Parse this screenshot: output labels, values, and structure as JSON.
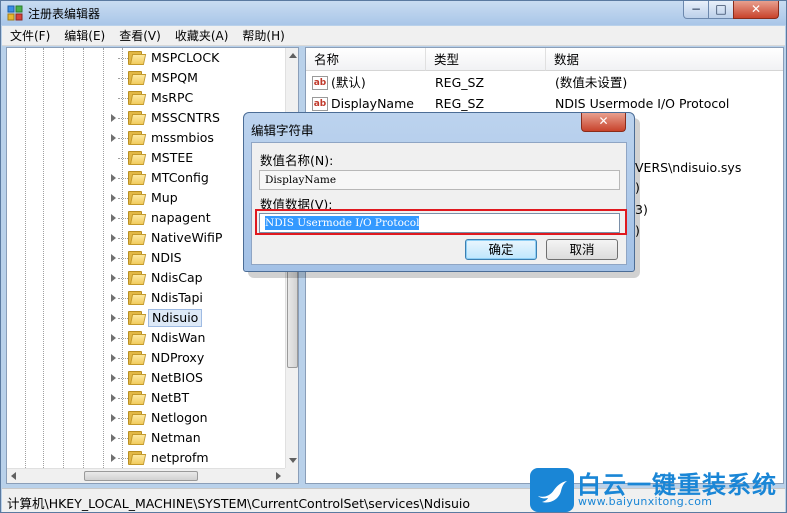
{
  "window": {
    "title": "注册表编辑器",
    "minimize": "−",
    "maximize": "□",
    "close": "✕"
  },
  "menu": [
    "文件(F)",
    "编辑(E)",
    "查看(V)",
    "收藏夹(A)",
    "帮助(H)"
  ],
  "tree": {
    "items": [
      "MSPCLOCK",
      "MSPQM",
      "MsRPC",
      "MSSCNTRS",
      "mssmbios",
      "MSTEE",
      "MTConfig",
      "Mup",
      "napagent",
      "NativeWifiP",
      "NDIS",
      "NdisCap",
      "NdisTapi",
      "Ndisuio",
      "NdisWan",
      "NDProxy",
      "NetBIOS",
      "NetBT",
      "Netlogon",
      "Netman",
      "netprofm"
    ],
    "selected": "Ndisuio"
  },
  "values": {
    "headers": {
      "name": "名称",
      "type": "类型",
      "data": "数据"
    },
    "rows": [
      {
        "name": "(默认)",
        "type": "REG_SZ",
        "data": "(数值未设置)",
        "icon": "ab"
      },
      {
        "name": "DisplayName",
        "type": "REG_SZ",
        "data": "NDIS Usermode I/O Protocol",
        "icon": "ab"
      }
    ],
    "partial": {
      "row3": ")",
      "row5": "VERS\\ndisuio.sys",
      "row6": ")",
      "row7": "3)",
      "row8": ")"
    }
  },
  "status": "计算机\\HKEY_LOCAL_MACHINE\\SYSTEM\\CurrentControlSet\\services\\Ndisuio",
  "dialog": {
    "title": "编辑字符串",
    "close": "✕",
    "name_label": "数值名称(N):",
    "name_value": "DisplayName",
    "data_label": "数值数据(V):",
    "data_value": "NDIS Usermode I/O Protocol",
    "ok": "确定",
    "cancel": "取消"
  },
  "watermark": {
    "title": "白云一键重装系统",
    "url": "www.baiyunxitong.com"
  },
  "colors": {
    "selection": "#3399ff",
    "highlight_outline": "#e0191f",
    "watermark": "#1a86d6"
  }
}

-.-.-

Give the material again exactly as it is, but keep the pictures out.

● Task output:
Parse this screenshot: output labels, values, and structure as JSON.
{
  "window": {
    "title": "注册表编辑器",
    "minimize": "−",
    "maximize": "□",
    "close": "✕"
  },
  "menu": [
    "文件(F)",
    "编辑(E)",
    "查看(V)",
    "收藏夹(A)",
    "帮助(H)"
  ],
  "tree": {
    "items": [
      "MSPCLOCK",
      "MSPQM",
      "MsRPC",
      "MSSCNTRS",
      "mssmbios",
      "MSTEE",
      "MTConfig",
      "Mup",
      "napagent",
      "NativeWifiP",
      "NDIS",
      "NdisCap",
      "NdisTapi",
      "Ndisuio",
      "NdisWan",
      "NDProxy",
      "NetBIOS",
      "NetBT",
      "Netlogon",
      "Netman",
      "netprofm"
    ],
    "selected": "Ndisuio"
  },
  "values": {
    "headers": {
      "name": "名称",
      "type": "类型",
      "data": "数据"
    },
    "rows": [
      {
        "name": "(默认)",
        "type": "REG_SZ",
        "data": "(数值未设置)",
        "icon": "ab"
      },
      {
        "name": "DisplayName",
        "type": "REG_SZ",
        "data": "NDIS Usermode I/O Protocol",
        "icon": "ab"
      }
    ],
    "partial": {
      "row3": ")",
      "row5": "VERS\\ndisuio.sys",
      "row6": ")",
      "row7": "3)",
      "row8": ")"
    }
  },
  "status": "计算机\\HKEY_LOCAL_MACHINE\\SYSTEM\\CurrentControlSet\\services\\Ndisuio",
  "dialog": {
    "title": "编辑字符串",
    "close": "✕",
    "name_label": "数值名称(N):",
    "name_value": "DisplayName",
    "data_label": "数值数据(V):",
    "data_value": "NDIS Usermode I/O Protocol",
    "ok": "确定",
    "cancel": "取消"
  },
  "watermark": {
    "title": "白云一键重装系统",
    "url": "www.baiyunxitong.com"
  },
  "colors": {
    "selection": "#3399ff",
    "highlight_outline": "#e0191f",
    "watermark": "#1a86d6"
  }
}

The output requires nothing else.